(Dataset records)

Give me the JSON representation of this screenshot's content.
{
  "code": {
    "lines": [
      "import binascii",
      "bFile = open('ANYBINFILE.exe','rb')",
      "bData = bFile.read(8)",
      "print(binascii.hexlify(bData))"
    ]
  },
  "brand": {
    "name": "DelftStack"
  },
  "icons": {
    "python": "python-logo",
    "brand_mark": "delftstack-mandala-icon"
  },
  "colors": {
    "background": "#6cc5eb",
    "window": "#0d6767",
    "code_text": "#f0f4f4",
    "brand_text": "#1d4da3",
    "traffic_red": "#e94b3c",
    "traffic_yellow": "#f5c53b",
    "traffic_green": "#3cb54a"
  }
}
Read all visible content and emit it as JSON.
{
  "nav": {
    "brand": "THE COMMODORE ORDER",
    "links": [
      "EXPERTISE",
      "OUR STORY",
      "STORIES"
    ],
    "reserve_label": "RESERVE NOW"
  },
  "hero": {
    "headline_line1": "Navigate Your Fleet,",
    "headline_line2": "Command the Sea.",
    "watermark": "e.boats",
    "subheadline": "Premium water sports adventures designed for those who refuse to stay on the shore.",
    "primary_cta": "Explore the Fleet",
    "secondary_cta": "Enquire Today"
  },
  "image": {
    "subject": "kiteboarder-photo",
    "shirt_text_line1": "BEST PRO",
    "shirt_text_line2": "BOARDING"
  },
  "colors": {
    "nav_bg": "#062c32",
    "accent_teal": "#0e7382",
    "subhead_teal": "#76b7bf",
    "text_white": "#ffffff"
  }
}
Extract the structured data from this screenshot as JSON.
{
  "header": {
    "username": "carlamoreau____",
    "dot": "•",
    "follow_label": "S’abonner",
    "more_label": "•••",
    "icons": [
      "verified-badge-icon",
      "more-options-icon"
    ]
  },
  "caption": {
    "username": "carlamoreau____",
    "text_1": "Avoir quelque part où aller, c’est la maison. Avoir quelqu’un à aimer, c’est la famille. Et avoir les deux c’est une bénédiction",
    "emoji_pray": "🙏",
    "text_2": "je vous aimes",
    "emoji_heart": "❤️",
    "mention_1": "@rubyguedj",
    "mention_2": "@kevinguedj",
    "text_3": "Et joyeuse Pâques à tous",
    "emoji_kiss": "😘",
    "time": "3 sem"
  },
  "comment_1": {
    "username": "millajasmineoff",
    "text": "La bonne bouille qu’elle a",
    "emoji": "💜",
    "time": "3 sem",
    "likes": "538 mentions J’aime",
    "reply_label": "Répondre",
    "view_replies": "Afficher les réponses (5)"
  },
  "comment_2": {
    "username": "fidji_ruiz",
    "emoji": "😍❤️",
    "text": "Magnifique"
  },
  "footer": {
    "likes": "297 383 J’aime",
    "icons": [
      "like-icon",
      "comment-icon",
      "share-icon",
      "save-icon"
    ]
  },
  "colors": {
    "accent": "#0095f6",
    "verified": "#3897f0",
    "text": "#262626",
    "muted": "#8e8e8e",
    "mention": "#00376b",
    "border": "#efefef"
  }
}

Task: Copy all lines from the listing that contain "likes".

Worked answer:
    "likes": "538 mentions J’aime",
    "likes": "297 383 J’aime",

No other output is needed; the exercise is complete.